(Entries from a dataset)
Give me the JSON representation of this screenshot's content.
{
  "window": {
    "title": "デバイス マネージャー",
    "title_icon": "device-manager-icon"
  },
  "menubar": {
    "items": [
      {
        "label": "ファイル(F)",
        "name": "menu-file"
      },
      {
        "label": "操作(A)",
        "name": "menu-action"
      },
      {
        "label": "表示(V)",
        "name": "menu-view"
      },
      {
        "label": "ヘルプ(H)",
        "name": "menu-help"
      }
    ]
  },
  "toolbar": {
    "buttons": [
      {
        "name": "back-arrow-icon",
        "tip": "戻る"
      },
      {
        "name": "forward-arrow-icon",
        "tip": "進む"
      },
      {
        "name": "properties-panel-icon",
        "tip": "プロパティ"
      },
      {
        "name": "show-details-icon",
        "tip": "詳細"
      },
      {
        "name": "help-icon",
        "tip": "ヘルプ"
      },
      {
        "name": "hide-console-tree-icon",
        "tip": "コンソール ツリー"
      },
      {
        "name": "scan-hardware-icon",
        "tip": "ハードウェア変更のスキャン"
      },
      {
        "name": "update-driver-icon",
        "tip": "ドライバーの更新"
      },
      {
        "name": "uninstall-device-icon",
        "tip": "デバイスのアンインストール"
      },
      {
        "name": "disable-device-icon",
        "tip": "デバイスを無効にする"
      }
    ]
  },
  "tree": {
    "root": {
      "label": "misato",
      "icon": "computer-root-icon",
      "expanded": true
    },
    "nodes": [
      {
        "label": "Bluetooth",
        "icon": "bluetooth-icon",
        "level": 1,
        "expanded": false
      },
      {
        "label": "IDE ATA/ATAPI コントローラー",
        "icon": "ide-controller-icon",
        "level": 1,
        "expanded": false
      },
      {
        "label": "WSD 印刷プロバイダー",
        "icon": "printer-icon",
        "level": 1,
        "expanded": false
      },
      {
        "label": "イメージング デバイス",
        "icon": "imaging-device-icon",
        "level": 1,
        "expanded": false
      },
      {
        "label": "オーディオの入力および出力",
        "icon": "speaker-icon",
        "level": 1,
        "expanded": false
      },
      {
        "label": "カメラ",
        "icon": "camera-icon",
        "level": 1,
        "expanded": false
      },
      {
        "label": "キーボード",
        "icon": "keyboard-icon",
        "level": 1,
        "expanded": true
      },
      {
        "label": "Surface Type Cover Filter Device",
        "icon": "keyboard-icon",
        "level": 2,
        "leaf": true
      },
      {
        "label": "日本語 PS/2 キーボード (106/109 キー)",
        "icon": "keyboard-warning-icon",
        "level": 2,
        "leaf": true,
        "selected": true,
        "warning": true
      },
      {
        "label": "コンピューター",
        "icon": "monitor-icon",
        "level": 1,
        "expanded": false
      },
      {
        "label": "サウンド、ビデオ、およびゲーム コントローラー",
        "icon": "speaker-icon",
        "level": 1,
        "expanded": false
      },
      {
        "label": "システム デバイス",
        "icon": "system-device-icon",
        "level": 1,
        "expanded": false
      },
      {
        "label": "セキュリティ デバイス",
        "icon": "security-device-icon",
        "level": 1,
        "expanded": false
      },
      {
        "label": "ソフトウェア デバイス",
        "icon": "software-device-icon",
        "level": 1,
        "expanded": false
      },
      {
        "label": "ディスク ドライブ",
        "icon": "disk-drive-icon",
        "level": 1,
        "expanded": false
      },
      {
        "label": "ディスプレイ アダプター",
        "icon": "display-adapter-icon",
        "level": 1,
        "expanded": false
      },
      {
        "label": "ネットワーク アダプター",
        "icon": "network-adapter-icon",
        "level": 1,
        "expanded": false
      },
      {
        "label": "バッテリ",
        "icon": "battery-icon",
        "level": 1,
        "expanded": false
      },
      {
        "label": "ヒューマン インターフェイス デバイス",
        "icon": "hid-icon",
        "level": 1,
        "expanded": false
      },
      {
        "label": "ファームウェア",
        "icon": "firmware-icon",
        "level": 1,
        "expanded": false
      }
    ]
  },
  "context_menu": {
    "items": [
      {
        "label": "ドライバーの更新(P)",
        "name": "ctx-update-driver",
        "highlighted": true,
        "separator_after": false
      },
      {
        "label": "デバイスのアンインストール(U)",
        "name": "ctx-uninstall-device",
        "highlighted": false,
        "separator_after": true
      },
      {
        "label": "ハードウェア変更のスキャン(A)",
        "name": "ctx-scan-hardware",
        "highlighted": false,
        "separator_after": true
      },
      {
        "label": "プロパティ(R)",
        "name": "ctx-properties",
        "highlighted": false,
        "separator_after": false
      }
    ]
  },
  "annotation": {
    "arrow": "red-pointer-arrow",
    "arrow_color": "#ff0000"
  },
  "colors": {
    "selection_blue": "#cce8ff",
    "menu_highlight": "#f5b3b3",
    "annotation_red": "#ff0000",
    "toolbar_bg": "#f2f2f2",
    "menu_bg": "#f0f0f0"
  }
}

**REQUIREMENT:**
Copy out all the entries shown above, character for character.

**RESPONSE:**
Give me the JSON representation of this screenshot's content.
{
  "window": {
    "title": "デバイス マネージャー",
    "title_icon": "device-manager-icon"
  },
  "menubar": {
    "items": [
      {
        "label": "ファイル(F)",
        "name": "menu-file"
      },
      {
        "label": "操作(A)",
        "name": "menu-action"
      },
      {
        "label": "表示(V)",
        "name": "menu-view"
      },
      {
        "label": "ヘルプ(H)",
        "name": "menu-help"
      }
    ]
  },
  "toolbar": {
    "buttons": [
      {
        "name": "back-arrow-icon",
        "tip": "戻る"
      },
      {
        "name": "forward-arrow-icon",
        "tip": "進む"
      },
      {
        "name": "properties-panel-icon",
        "tip": "プロパティ"
      },
      {
        "name": "show-details-icon",
        "tip": "詳細"
      },
      {
        "name": "help-icon",
        "tip": "ヘルプ"
      },
      {
        "name": "hide-console-tree-icon",
        "tip": "コンソール ツリー"
      },
      {
        "name": "scan-hardware-icon",
        "tip": "ハードウェア変更のスキャン"
      },
      {
        "name": "update-driver-icon",
        "tip": "ドライバーの更新"
      },
      {
        "name": "uninstall-device-icon",
        "tip": "デバイスのアンインストール"
      },
      {
        "name": "disable-device-icon",
        "tip": "デバイスを無効にする"
      }
    ]
  },
  "tree": {
    "root": {
      "label": "misato",
      "icon": "computer-root-icon",
      "expanded": true
    },
    "nodes": [
      {
        "label": "Bluetooth",
        "icon": "bluetooth-icon",
        "level": 1,
        "expanded": false
      },
      {
        "label": "IDE ATA/ATAPI コントローラー",
        "icon": "ide-controller-icon",
        "level": 1,
        "expanded": false
      },
      {
        "label": "WSD 印刷プロバイダー",
        "icon": "printer-icon",
        "level": 1,
        "expanded": false
      },
      {
        "label": "イメージング デバイス",
        "icon": "imaging-device-icon",
        "level": 1,
        "expanded": false
      },
      {
        "label": "オーディオの入力および出力",
        "icon": "speaker-icon",
        "level": 1,
        "expanded": false
      },
      {
        "label": "カメラ",
        "icon": "camera-icon",
        "level": 1,
        "expanded": false
      },
      {
        "label": "キーボード",
        "icon": "keyboard-icon",
        "level": 1,
        "expanded": true
      },
      {
        "label": "Surface Type Cover Filter Device",
        "icon": "keyboard-icon",
        "level": 2,
        "leaf": true
      },
      {
        "label": "日本語 PS/2 キーボード (106/109 キー)",
        "icon": "keyboard-warning-icon",
        "level": 2,
        "leaf": true,
        "selected": true,
        "warning": true
      },
      {
        "label": "コンピューター",
        "icon": "monitor-icon",
        "level": 1,
        "expanded": false
      },
      {
        "label": "サウンド、ビデオ、およびゲーム コントローラー",
        "icon": "speaker-icon",
        "level": 1,
        "expanded": false
      },
      {
        "label": "システム デバイス",
        "icon": "system-device-icon",
        "level": 1,
        "expanded": false
      },
      {
        "label": "セキュリティ デバイス",
        "icon": "security-device-icon",
        "level": 1,
        "expanded": false
      },
      {
        "label": "ソフトウェア デバイス",
        "icon": "software-device-icon",
        "level": 1,
        "expanded": false
      },
      {
        "label": "ディスク ドライブ",
        "icon": "disk-drive-icon",
        "level": 1,
        "expanded": false
      },
      {
        "label": "ディスプレイ アダプター",
        "icon": "display-adapter-icon",
        "level": 1,
        "expanded": false
      },
      {
        "label": "ネットワーク アダプター",
        "icon": "network-adapter-icon",
        "level": 1,
        "expanded": false
      },
      {
        "label": "バッテリ",
        "icon": "battery-icon",
        "level": 1,
        "expanded": false
      },
      {
        "label": "ヒューマン インターフェイス デバイス",
        "icon": "hid-icon",
        "level": 1,
        "expanded": false
      },
      {
        "label": "ファームウェア",
        "icon": "firmware-icon",
        "level": 1,
        "expanded": false
      }
    ]
  },
  "context_menu": {
    "items": [
      {
        "label": "ドライバーの更新(P)",
        "name": "ctx-update-driver",
        "highlighted": true,
        "separator_after": false
      },
      {
        "label": "デバイスのアンインストール(U)",
        "name": "ctx-uninstall-device",
        "highlighted": false,
        "separator_after": true
      },
      {
        "label": "ハードウェア変更のスキャン(A)",
        "name": "ctx-scan-hardware",
        "highlighted": false,
        "separator_after": true
      },
      {
        "label": "プロパティ(R)",
        "name": "ctx-properties",
        "highlighted": false,
        "separator_after": false
      }
    ]
  },
  "annotation": {
    "arrow": "red-pointer-arrow",
    "arrow_color": "#ff0000"
  },
  "colors": {
    "selection_blue": "#cce8ff",
    "menu_highlight": "#f5b3b3",
    "annotation_red": "#ff0000",
    "toolbar_bg": "#f2f2f2",
    "menu_bg": "#f0f0f0"
  }
}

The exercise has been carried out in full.